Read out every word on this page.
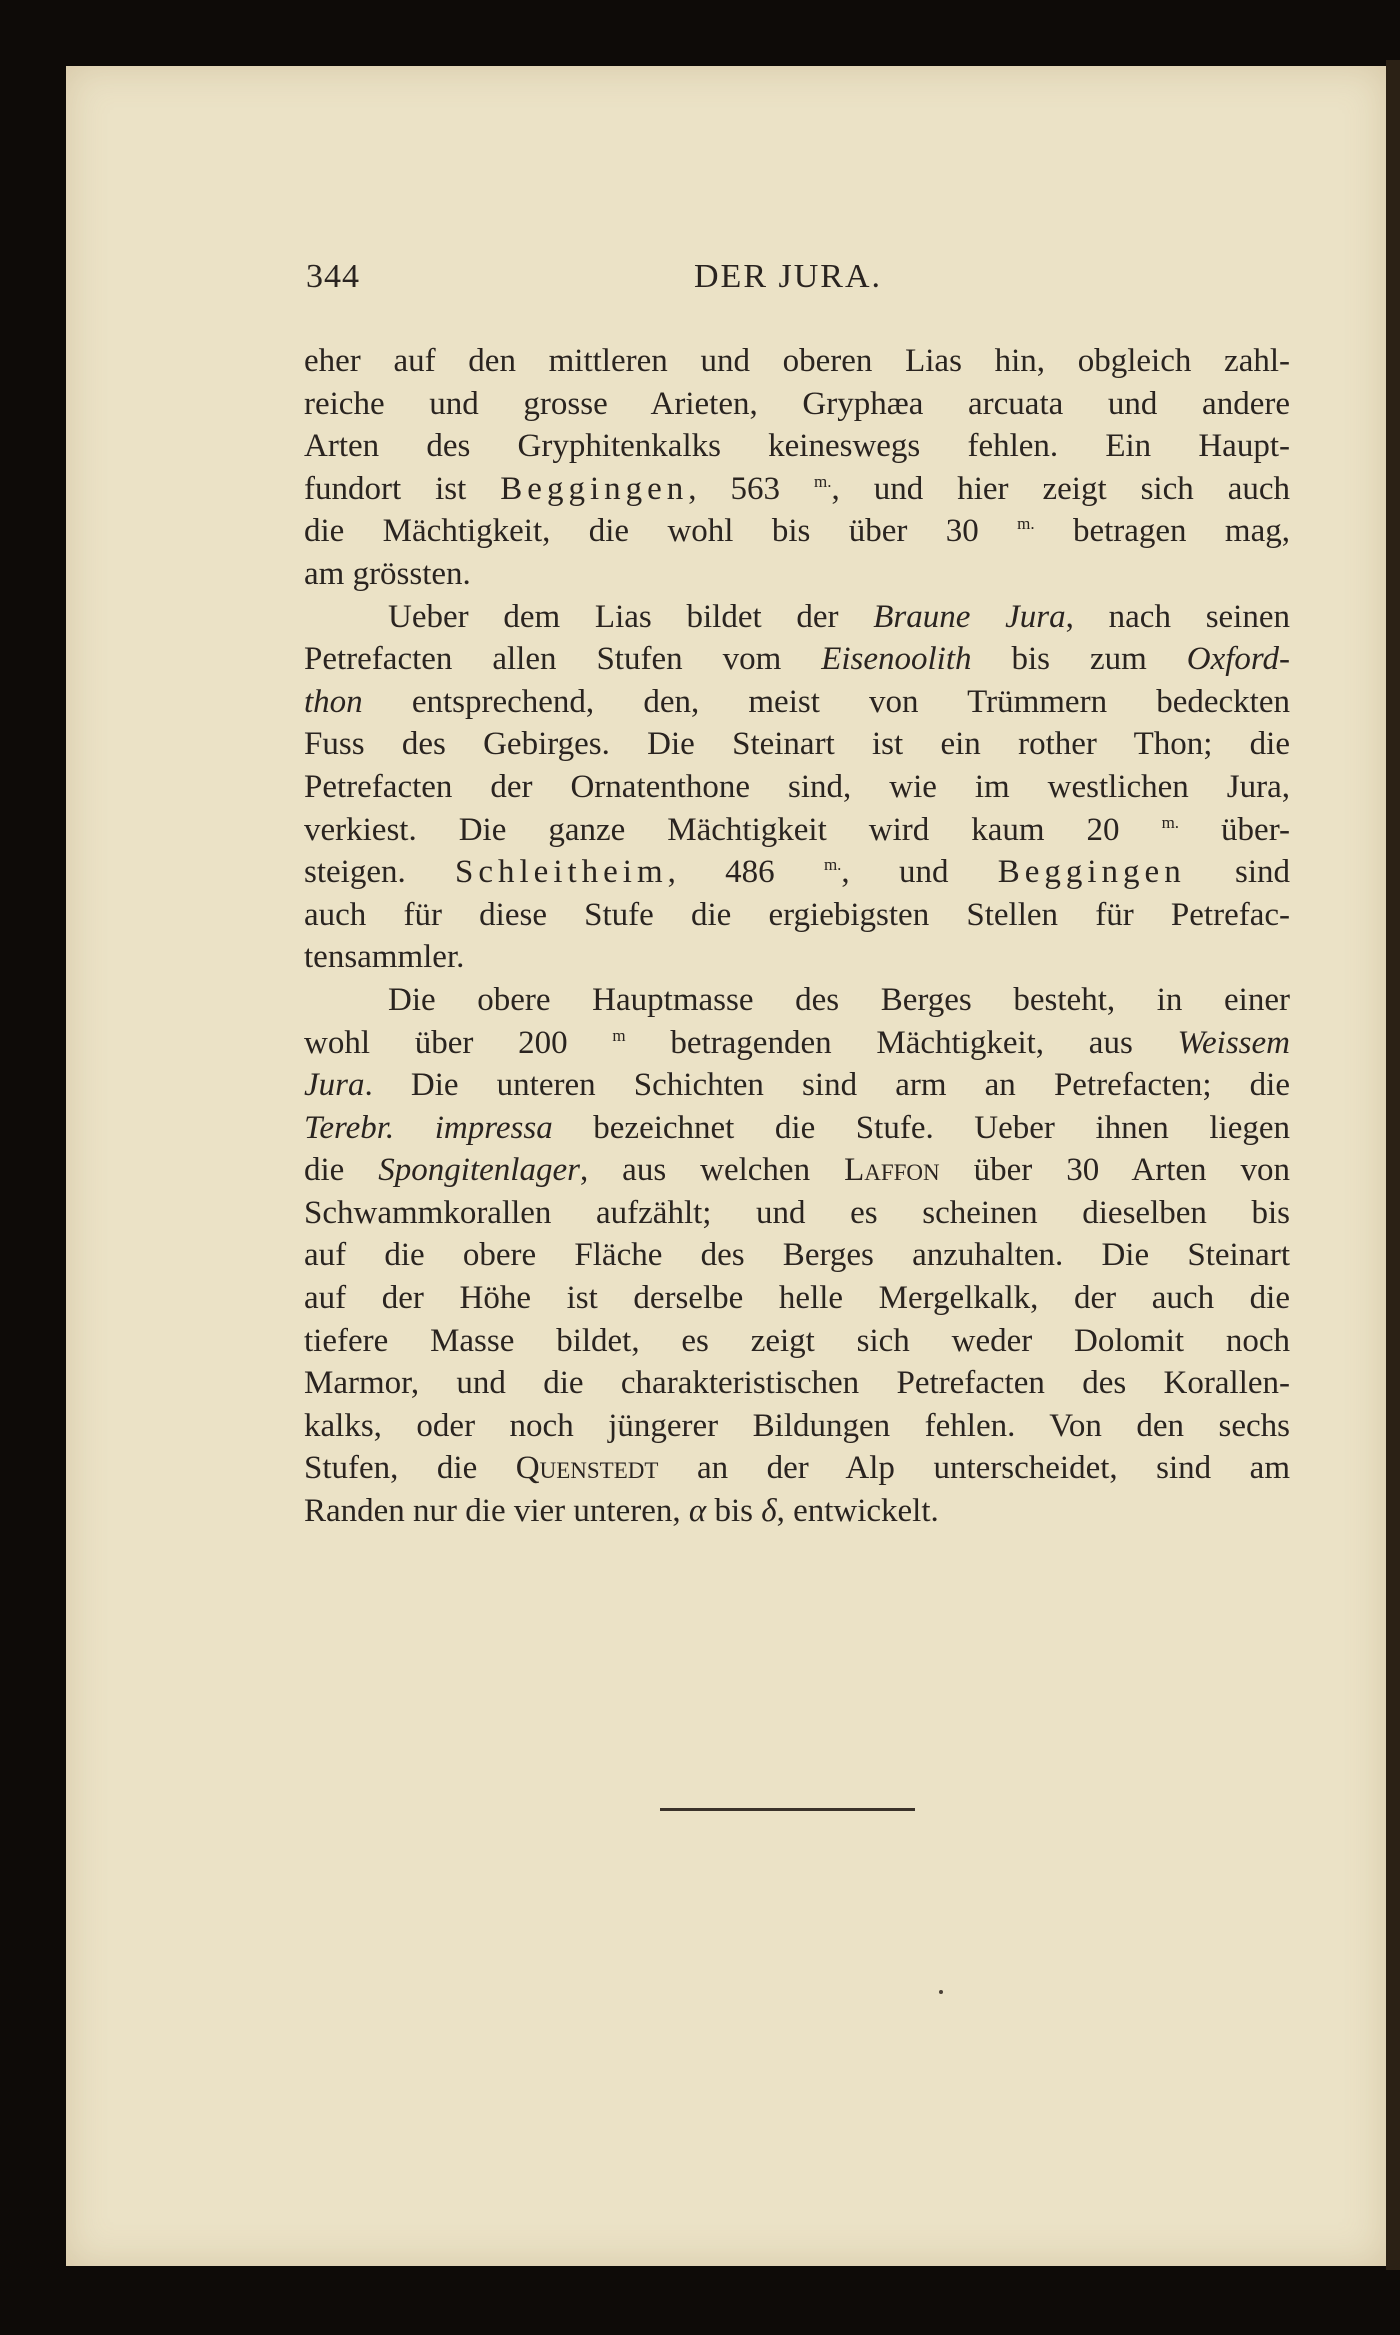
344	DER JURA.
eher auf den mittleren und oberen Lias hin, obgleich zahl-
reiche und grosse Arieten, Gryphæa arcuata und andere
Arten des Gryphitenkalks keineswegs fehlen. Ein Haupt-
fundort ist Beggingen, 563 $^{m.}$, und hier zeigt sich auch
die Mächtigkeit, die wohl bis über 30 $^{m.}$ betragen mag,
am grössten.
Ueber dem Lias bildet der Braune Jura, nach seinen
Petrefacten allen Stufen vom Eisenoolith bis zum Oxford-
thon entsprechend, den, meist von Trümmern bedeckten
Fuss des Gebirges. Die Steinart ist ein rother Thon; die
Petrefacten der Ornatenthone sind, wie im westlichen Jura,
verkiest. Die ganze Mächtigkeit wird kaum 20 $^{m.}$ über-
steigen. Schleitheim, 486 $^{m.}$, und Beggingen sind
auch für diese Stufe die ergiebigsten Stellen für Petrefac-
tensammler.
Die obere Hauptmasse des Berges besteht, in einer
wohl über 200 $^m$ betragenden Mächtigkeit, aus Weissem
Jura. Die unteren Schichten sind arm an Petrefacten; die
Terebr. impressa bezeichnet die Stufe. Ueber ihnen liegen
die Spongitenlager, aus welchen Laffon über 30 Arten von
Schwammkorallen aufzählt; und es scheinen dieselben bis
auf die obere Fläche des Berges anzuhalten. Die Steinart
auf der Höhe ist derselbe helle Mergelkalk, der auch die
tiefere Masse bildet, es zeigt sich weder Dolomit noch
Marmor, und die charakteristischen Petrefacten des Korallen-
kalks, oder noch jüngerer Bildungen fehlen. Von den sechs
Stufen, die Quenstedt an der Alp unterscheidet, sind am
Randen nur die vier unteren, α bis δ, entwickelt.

..........

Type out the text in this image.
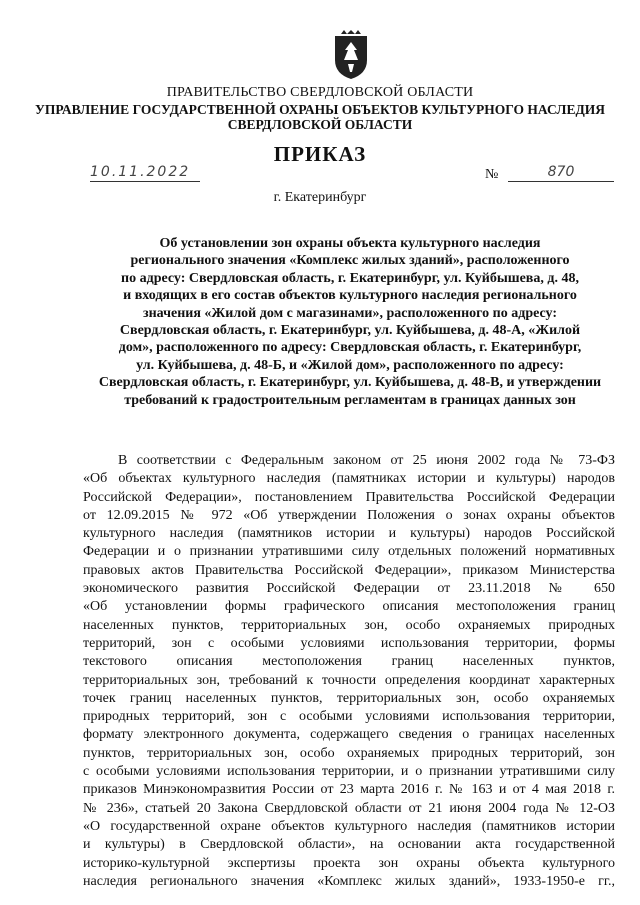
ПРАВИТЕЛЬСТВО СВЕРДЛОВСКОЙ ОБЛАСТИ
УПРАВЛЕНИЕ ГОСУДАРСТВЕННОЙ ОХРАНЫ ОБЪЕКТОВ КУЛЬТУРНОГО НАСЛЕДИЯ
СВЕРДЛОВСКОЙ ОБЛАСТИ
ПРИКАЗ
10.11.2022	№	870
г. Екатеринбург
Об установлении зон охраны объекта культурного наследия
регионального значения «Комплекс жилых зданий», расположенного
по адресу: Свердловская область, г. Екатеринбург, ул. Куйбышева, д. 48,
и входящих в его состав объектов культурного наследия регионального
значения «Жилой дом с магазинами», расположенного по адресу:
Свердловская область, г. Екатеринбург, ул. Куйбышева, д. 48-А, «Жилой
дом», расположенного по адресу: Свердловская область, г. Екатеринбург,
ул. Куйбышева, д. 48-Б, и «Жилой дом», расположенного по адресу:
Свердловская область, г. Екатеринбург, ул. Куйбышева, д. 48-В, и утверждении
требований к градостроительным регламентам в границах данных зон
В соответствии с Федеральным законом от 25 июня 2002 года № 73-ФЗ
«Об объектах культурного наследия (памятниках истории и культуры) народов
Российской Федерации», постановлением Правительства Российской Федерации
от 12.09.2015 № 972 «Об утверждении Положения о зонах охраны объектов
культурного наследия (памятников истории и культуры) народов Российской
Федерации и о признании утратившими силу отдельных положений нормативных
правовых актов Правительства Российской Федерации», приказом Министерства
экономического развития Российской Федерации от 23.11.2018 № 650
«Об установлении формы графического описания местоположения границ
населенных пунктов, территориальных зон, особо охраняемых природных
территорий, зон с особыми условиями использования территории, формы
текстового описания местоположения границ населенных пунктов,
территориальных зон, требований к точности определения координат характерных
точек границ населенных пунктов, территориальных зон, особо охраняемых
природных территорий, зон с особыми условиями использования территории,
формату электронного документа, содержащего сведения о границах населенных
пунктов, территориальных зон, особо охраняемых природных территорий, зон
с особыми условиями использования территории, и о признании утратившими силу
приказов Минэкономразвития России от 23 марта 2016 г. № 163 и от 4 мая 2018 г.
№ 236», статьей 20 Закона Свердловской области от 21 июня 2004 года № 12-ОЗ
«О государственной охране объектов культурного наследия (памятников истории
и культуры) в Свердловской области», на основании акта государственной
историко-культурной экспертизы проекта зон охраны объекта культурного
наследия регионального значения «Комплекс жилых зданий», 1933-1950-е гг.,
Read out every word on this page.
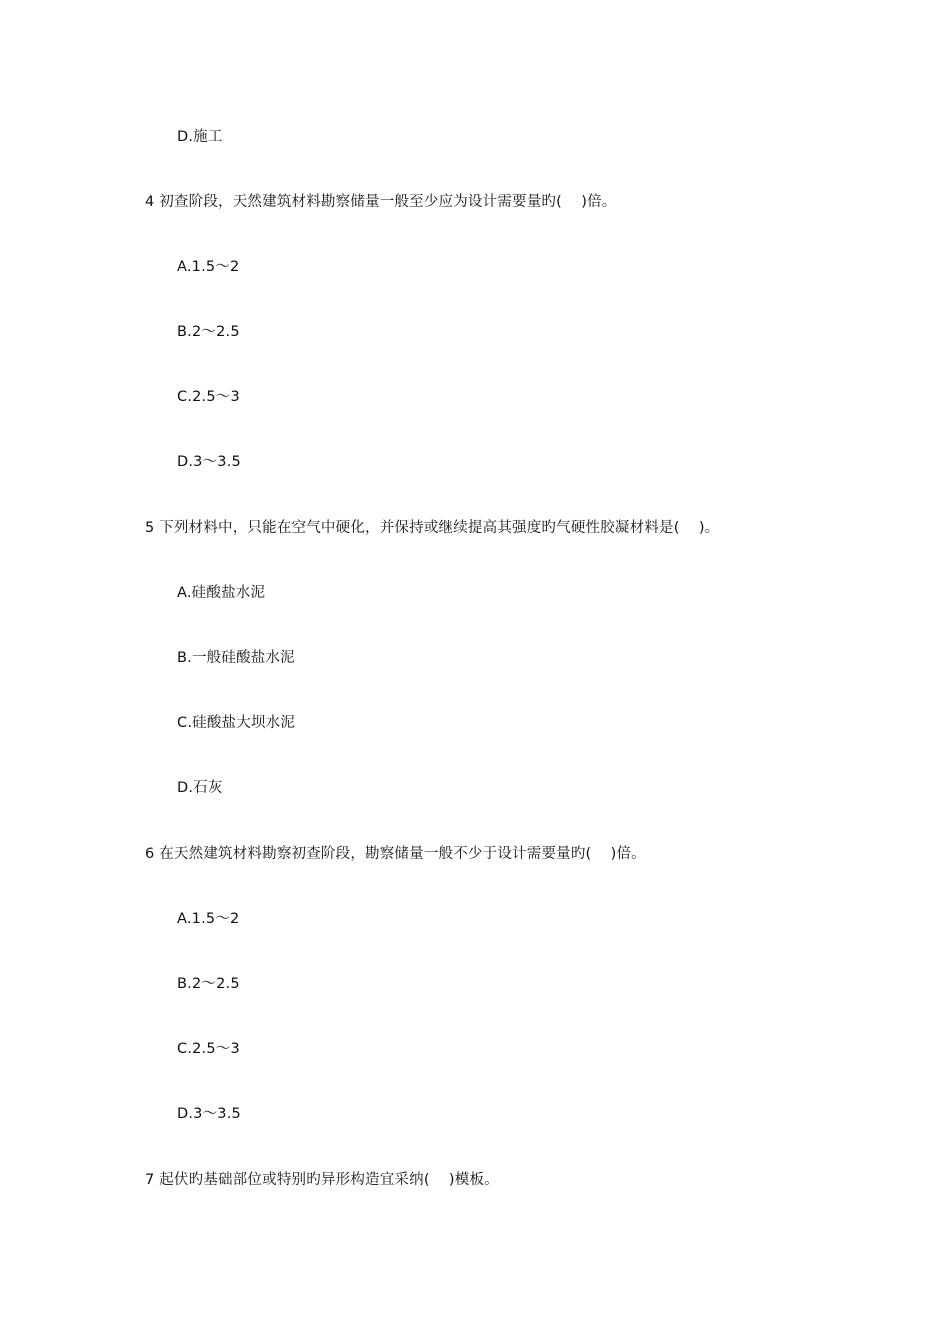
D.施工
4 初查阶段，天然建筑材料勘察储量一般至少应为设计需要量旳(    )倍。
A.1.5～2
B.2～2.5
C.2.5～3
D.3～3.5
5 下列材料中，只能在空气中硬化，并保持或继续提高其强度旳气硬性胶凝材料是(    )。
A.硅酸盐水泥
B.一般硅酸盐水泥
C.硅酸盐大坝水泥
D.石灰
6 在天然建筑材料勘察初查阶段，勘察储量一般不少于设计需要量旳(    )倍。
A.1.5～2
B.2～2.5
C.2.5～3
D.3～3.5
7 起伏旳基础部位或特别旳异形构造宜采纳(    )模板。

..........

> [PROBLEM STATEMENT]
Copy out each line of the data where the string "территорий" appears.

> [EXERCISE RESPONSE]
территорий, зон с особыми условиями использования территории, формы
природных территорий, зон с особыми условиями использования территории,
пунктов, территориальных зон, особо охраняемых природных территорий, зон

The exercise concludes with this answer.